##### STORED ROWS #####

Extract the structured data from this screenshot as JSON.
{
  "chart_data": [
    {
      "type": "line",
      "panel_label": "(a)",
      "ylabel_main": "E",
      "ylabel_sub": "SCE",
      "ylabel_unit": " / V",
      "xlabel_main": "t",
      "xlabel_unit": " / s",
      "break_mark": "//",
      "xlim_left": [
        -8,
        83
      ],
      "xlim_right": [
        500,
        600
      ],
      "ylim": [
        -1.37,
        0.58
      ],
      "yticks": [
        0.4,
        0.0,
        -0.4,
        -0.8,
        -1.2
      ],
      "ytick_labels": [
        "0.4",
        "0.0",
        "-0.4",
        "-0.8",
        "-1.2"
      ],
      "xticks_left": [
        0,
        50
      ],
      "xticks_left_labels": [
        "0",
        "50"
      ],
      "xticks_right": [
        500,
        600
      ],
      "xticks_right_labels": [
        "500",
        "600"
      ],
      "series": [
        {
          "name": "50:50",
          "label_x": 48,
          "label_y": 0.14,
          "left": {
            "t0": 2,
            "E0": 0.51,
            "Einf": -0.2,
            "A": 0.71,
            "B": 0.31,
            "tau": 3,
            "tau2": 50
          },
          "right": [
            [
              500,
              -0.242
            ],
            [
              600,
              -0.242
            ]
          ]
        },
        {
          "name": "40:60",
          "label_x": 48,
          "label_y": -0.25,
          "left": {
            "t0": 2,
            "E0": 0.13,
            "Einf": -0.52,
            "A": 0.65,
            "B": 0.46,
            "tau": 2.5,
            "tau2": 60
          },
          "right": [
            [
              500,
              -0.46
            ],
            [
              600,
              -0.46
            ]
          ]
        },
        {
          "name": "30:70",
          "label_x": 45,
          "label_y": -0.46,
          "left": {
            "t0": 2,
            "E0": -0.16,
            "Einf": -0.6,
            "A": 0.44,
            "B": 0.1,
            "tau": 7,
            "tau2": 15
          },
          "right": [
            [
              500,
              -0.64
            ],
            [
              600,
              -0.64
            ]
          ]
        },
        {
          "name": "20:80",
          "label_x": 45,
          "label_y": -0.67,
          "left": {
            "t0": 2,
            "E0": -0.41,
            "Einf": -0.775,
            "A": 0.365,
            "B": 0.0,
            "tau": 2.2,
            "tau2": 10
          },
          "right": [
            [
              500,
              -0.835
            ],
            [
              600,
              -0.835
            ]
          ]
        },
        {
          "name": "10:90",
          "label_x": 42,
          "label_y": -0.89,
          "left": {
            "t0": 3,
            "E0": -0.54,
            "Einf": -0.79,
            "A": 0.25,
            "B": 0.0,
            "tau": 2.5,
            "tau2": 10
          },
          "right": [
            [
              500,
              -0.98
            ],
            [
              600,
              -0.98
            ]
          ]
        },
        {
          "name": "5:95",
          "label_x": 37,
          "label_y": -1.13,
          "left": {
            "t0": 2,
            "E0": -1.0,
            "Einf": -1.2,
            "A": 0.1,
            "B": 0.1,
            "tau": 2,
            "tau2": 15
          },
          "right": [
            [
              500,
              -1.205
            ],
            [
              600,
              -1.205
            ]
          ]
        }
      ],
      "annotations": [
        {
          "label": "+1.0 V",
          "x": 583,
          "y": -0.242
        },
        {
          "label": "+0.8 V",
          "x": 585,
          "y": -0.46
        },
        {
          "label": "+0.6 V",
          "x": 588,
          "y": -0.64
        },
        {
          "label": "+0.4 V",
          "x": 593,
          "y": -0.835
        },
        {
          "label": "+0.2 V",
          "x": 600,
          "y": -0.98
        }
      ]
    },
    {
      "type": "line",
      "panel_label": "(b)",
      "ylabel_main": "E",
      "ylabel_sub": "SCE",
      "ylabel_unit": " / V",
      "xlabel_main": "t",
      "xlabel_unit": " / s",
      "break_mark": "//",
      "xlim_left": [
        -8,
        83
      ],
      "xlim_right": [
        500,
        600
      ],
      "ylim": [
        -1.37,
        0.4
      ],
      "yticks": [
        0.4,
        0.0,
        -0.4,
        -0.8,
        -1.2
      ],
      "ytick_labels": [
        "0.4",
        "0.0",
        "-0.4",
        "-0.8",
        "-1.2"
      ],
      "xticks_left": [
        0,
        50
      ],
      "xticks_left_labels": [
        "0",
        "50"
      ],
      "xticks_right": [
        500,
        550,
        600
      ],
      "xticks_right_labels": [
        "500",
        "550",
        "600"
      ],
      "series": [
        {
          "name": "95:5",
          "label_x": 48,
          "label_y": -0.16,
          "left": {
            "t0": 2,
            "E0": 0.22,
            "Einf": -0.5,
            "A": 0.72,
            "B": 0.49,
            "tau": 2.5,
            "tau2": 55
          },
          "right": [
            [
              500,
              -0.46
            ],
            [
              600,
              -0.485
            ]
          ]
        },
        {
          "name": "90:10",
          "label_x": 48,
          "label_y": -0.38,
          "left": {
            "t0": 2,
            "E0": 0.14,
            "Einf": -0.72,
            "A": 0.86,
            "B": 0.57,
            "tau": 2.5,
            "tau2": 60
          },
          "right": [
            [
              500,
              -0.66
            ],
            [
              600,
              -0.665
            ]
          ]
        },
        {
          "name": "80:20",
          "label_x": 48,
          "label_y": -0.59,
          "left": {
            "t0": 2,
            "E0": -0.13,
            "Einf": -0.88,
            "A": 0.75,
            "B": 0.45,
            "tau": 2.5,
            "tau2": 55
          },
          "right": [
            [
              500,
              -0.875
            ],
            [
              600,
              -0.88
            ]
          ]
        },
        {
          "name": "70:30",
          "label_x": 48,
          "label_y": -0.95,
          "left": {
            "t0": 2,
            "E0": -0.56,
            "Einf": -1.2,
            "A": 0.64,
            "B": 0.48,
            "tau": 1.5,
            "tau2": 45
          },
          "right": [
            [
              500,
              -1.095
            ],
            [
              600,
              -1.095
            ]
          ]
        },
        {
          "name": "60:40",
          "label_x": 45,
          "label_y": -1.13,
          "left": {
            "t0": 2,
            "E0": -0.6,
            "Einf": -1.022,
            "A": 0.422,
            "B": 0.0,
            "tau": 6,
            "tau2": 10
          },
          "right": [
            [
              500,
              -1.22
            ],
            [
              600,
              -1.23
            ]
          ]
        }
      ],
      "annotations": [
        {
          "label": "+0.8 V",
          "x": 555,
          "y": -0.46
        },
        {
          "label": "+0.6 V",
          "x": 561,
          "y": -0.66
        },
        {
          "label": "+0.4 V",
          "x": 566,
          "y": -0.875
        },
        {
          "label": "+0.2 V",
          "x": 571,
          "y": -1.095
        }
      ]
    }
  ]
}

#####

WHAT TO PRODUCE =
Make a copy of each line that contains the string "name".

REPLY TO THE EXERCISE =
          "name": "50:50",
          "name": "40:60",
          "name": "30:70",
          "name": "20:80",
          "name": "10:90",
          "name": "5:95",
          "name": "95:5",
          "name": "90:10",
          "name": "80:20",
          "name": "70:30",
          "name": "60:40",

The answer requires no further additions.